**GOAL**
Copy out each line below that has the word "商业资料" in it.

**DATA SUPPLIED**
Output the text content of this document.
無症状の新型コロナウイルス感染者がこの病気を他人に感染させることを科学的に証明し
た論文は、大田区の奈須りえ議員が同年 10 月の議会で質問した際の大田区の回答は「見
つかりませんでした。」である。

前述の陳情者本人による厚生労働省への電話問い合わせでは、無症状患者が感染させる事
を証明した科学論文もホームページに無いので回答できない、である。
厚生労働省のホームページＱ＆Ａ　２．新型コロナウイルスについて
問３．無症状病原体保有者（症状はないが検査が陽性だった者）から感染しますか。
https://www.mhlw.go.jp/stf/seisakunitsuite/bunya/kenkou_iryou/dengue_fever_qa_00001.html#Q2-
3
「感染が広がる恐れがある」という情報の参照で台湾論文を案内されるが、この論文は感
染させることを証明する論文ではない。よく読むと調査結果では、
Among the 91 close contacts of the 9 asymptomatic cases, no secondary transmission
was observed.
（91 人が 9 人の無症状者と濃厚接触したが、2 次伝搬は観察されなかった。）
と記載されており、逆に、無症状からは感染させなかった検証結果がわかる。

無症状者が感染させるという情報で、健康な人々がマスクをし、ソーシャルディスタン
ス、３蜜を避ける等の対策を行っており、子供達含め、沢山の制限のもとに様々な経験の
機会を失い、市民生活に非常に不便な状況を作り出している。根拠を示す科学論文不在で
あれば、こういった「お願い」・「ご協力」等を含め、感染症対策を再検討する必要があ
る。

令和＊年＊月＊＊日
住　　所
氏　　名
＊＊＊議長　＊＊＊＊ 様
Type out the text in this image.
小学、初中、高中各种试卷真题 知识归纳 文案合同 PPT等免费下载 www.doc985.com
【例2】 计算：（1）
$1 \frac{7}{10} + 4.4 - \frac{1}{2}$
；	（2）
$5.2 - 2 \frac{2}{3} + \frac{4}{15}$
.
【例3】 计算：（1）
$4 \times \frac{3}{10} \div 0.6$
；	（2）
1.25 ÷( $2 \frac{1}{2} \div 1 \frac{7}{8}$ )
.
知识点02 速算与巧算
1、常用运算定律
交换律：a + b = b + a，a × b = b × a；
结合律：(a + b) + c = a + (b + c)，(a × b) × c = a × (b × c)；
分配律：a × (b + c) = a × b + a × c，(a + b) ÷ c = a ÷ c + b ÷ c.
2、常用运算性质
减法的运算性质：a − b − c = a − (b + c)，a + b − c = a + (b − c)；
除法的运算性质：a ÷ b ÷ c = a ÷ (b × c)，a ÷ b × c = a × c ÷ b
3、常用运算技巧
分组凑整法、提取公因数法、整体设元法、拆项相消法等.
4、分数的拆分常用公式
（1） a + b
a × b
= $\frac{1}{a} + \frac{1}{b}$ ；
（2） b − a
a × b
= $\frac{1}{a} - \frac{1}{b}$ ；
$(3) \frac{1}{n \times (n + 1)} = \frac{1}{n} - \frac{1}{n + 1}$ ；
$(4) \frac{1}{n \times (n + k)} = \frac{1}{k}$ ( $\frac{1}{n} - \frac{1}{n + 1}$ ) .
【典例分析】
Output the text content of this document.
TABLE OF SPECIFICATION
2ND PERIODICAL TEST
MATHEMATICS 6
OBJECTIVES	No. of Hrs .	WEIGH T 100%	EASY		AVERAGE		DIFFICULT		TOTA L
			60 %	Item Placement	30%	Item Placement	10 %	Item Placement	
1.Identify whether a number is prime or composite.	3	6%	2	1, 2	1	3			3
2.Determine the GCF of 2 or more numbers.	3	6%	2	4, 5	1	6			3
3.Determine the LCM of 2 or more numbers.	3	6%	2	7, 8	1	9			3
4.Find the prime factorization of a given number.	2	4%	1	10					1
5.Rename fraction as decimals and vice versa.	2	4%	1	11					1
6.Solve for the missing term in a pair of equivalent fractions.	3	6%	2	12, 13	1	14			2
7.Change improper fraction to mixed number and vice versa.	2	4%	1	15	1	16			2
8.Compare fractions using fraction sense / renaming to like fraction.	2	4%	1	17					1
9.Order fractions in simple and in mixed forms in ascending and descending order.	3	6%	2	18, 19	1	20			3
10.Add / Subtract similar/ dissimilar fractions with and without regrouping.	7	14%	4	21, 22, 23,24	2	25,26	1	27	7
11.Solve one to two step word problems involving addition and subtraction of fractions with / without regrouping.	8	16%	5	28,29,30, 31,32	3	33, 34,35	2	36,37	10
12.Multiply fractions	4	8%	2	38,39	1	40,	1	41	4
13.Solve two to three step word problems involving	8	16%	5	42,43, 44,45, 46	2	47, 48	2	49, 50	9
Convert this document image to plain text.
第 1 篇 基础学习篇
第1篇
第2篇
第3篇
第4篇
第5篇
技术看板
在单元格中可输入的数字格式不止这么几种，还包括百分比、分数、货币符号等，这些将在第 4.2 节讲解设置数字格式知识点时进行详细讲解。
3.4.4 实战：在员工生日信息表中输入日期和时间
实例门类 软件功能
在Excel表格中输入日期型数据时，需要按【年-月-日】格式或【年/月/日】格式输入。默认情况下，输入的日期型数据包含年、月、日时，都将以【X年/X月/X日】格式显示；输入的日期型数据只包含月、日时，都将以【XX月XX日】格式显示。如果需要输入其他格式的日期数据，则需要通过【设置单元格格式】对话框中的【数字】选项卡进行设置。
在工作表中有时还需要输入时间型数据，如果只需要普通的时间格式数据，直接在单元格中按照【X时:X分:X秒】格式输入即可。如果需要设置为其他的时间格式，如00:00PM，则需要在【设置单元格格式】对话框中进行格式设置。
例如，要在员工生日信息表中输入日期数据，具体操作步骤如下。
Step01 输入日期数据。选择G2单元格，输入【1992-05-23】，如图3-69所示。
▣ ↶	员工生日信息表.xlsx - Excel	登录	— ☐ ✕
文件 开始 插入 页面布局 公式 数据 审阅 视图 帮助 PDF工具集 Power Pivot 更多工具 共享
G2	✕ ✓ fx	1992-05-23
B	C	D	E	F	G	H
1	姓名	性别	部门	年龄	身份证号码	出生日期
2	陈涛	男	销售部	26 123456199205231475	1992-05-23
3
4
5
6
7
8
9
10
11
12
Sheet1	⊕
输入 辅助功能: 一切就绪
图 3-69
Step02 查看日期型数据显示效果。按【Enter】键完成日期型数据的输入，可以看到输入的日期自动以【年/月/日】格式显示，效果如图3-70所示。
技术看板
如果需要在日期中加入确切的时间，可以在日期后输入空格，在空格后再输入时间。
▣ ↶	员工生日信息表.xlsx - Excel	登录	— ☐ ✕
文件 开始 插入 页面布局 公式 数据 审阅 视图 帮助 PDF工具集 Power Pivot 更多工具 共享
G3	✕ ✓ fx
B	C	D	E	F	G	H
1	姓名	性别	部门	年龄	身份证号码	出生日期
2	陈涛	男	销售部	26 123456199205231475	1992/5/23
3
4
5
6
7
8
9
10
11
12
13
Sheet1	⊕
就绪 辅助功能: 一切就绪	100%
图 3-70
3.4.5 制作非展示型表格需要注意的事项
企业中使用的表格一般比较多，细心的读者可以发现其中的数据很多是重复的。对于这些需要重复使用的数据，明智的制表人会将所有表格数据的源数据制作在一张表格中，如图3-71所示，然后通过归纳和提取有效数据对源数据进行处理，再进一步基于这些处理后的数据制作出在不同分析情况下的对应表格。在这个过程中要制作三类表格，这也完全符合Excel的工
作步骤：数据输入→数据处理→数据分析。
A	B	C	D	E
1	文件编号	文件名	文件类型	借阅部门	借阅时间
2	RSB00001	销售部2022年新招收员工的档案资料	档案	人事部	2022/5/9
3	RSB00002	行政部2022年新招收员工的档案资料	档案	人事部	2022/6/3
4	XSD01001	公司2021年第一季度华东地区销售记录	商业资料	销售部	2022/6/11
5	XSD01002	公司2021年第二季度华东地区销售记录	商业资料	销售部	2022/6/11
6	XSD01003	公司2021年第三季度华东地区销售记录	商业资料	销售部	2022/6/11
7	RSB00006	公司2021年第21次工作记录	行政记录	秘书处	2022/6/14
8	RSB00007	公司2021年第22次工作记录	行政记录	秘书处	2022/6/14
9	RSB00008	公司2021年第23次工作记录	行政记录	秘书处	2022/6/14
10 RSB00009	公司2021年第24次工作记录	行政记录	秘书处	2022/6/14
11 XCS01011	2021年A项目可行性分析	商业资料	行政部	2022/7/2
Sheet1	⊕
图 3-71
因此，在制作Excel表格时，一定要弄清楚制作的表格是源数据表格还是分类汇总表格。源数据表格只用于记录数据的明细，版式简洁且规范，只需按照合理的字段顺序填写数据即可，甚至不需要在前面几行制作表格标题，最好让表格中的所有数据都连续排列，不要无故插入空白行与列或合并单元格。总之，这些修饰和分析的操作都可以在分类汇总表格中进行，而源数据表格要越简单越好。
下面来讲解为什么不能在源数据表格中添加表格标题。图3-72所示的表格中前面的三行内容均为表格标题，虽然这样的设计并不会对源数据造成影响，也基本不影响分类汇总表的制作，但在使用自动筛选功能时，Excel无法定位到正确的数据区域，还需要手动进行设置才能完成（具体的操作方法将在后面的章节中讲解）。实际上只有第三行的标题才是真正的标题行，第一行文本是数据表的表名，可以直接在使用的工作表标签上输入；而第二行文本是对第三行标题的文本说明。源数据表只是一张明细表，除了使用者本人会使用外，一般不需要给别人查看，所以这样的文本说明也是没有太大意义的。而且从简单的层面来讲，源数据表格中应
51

**TASK SOLUTION**
4	XSD01001	公司2021年第一季度华东地区销售记录	商业资料	销售部	2022/6/11
5	XSD01002	公司2021年第二季度华东地区销售记录	商业资料	销售部	2022/6/11
6	XSD01003	公司2021年第三季度华东地区销售记录	商业资料	销售部	2022/6/11
11 XCS01011	2021年A项目可行性分析	商业资料	行政部	2022/7/2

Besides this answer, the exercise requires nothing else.